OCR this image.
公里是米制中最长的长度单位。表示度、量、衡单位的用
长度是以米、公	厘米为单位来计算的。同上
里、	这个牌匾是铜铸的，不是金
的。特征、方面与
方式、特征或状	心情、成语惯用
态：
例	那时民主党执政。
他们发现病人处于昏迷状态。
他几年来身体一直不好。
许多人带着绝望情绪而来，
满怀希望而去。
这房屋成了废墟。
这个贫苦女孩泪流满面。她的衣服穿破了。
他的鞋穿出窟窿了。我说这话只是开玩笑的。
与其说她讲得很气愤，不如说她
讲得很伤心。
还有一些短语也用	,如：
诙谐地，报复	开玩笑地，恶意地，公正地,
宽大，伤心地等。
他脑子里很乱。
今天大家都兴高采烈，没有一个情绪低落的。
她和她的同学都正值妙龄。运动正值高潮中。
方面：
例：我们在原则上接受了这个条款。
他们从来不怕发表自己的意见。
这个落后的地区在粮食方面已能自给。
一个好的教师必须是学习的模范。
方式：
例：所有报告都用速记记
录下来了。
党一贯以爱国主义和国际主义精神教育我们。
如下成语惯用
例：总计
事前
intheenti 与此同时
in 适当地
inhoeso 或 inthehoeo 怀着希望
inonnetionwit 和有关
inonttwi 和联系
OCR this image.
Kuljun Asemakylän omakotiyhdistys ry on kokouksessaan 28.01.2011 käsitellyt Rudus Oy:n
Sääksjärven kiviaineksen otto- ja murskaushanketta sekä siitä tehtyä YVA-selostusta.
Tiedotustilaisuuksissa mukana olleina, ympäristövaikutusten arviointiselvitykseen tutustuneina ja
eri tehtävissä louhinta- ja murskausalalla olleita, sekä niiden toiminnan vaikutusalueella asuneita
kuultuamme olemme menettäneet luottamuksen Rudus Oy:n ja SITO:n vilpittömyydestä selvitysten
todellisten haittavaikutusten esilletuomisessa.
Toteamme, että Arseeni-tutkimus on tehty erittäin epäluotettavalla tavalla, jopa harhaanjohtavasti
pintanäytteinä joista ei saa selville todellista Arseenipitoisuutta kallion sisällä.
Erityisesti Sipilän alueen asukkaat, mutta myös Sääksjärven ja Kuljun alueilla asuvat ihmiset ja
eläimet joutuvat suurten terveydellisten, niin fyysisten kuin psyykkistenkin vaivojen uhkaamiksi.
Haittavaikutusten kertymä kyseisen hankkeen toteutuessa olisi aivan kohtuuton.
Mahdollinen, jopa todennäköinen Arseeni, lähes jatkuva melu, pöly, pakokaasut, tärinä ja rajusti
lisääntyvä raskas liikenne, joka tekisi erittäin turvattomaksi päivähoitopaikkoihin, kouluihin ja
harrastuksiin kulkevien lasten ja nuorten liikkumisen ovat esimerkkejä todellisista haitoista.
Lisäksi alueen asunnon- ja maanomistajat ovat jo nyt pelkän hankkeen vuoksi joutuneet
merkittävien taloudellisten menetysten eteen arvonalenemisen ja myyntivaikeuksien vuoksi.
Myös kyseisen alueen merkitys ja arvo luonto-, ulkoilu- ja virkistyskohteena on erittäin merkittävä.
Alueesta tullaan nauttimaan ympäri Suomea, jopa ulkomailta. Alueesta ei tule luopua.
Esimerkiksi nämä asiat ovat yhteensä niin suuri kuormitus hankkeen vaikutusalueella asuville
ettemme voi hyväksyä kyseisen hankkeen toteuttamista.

SHORT EXERCISE
Copy and report every line where the word "hankkeen" is present.

RESPONSE TO THE TASK
Haittavaikutusten kertymä kyseisen hankkeen toteutuessa olisi aivan kohtuuton.
Lisäksi alueen asunnon- ja maanomistajat ovat jo nyt pelkän hankkeen vuoksi joutuneet
Esimerkiksi nämä asiat ovat yhteensä niin suuri kuormitus hankkeen vaikutusalueella asuville
ettemme voi hyväksyä kyseisen hankkeen toteuttamista.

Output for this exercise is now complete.